▸ Your objective: Provide a single number: the count of lines containing the string "name".

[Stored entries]
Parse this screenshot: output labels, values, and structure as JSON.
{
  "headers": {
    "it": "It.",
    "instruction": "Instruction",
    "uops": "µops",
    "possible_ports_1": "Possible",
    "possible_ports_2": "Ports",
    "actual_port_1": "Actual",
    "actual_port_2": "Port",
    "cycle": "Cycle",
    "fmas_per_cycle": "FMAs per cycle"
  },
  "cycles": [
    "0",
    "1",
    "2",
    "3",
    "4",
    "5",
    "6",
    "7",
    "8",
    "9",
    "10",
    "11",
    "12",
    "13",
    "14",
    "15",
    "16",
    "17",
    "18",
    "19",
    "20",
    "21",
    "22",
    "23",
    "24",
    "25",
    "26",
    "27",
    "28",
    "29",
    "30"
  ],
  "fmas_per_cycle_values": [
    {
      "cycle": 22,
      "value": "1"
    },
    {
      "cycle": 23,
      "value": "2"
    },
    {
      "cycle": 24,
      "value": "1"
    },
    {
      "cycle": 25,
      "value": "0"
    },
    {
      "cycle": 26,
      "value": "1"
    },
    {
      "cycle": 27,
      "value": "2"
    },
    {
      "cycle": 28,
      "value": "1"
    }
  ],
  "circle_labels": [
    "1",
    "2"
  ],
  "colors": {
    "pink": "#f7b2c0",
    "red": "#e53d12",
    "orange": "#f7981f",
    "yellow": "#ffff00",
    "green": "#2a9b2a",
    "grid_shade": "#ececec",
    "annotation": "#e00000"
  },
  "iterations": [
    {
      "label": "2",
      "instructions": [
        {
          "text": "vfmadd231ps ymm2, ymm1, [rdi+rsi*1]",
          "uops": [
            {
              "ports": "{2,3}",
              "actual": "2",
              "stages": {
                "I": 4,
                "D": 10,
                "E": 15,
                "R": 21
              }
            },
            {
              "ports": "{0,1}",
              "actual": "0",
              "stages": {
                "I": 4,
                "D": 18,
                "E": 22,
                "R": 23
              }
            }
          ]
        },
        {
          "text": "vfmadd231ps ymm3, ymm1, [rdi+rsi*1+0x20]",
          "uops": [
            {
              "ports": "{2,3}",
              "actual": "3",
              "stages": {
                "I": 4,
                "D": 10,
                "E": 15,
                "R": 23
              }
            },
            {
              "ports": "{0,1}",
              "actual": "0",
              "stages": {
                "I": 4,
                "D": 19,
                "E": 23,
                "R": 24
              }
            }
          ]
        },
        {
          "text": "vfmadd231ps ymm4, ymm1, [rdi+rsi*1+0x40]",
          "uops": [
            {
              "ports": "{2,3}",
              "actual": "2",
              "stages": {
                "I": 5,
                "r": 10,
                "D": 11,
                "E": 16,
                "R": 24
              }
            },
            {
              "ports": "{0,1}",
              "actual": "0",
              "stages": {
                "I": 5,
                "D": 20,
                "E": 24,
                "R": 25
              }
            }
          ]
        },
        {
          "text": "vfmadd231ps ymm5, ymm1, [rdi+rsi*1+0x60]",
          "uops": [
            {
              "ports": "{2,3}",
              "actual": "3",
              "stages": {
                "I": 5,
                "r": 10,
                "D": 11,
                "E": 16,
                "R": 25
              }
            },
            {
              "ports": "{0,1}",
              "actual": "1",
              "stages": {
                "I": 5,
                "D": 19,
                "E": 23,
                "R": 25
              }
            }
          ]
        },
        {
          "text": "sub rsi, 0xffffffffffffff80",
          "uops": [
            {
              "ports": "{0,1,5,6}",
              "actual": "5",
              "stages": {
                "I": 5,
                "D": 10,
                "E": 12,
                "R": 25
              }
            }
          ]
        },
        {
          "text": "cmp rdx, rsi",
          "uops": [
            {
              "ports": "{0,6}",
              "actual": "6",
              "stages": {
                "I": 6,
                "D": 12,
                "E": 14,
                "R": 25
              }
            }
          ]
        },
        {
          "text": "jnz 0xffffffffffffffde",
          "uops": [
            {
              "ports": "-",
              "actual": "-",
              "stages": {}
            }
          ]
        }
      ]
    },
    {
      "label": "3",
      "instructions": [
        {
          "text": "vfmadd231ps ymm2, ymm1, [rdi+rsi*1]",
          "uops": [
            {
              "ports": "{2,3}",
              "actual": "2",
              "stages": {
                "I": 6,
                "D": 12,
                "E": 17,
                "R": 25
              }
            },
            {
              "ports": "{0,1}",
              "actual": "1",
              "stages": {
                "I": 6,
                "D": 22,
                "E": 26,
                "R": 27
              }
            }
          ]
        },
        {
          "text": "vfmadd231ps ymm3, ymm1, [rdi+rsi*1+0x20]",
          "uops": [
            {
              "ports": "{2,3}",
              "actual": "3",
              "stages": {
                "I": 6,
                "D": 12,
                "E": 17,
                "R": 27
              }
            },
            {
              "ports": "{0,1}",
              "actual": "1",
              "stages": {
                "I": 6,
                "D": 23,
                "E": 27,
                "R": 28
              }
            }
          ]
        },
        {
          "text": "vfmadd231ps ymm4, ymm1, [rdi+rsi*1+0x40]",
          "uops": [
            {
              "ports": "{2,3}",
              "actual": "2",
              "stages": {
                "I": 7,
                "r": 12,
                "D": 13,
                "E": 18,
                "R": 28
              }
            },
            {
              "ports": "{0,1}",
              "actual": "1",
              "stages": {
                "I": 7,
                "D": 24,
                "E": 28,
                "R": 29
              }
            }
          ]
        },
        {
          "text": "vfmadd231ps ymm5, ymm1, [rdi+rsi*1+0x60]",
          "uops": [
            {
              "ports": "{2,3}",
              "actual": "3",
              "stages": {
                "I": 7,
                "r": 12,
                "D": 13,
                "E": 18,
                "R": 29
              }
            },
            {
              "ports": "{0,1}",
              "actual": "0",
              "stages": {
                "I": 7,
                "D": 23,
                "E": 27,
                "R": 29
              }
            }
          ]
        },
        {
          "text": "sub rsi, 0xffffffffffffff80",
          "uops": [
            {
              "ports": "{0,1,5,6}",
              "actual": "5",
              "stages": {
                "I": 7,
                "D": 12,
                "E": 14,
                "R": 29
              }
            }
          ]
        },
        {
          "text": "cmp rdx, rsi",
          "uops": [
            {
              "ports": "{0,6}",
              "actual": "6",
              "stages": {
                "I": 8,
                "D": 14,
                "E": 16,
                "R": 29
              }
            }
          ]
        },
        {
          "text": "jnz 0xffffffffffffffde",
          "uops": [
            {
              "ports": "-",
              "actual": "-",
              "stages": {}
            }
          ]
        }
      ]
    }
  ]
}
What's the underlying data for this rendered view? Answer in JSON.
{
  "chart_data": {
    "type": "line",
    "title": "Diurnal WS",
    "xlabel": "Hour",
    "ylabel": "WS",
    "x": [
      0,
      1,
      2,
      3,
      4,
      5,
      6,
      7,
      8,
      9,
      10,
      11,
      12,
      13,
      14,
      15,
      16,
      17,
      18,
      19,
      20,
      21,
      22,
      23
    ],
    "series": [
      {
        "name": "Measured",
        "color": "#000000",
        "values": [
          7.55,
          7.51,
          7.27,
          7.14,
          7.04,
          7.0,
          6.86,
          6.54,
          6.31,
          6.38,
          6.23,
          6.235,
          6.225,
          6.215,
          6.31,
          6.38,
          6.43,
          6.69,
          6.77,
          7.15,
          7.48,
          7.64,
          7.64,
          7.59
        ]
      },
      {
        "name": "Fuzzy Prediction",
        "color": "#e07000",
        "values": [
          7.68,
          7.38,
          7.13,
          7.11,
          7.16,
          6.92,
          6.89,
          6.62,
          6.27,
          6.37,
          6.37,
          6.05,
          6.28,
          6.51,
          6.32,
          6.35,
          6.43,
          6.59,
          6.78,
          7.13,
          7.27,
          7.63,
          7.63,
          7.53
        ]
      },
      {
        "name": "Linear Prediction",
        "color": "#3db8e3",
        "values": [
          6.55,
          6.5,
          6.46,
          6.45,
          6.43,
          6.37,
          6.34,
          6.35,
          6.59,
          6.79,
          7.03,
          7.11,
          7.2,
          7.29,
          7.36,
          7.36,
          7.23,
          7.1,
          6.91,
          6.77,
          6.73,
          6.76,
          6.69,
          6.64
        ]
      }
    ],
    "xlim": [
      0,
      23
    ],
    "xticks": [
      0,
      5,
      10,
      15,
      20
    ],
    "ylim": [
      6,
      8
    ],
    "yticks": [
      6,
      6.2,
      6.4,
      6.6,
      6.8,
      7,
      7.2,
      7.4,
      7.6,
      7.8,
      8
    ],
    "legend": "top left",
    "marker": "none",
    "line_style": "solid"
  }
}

▸ Response for this exercise: 3